Items from a figure collection
┏━━

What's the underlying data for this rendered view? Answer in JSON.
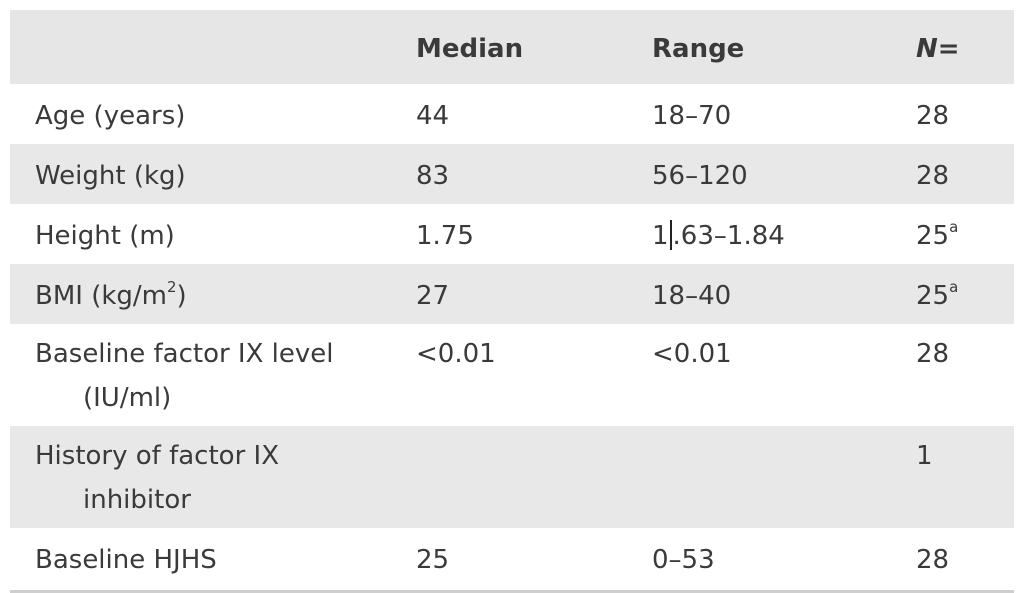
{
  "table": {
    "headers": [
      "",
      "Median",
      "Range",
      "N="
    ],
    "rows": [
      {
        "label": "Age (years)",
        "label_cont": "",
        "median": "44",
        "range": "18–70",
        "n": "28",
        "n_sup": ""
      },
      {
        "label": "Weight (kg)",
        "label_cont": "",
        "median": "83",
        "range": "56–120",
        "n": "28",
        "n_sup": ""
      },
      {
        "label": "Height (m)",
        "label_cont": "",
        "median": "1.75",
        "range_pre": "1",
        "range_post": ".63–1.84",
        "n": "25",
        "n_sup": "a"
      },
      {
        "label_pre": "BMI (kg/m",
        "label_sup": "2",
        "label_post": ")",
        "median": "27",
        "range": "18–40",
        "n": "25",
        "n_sup": "a"
      },
      {
        "label": "Baseline factor IX level",
        "label_cont": "(IU/ml)",
        "median": "<0.01",
        "range": "<0.01",
        "n": "28",
        "n_sup": ""
      },
      {
        "label": "History of factor IX",
        "label_cont": "inhibitor",
        "median": "",
        "range": "",
        "n": "1",
        "n_sup": ""
      },
      {
        "label": "Baseline HJHS",
        "label_cont": "",
        "median": "25",
        "range": "0–53",
        "n": "28",
        "n_sup": ""
      }
    ]
  }
}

┗━━

■ **Directions**
Filter the records above for "Baseline" and copy every matching line.

■ **Full solution**
        "label": "Baseline factor IX level",
        "label": "Baseline HJHS",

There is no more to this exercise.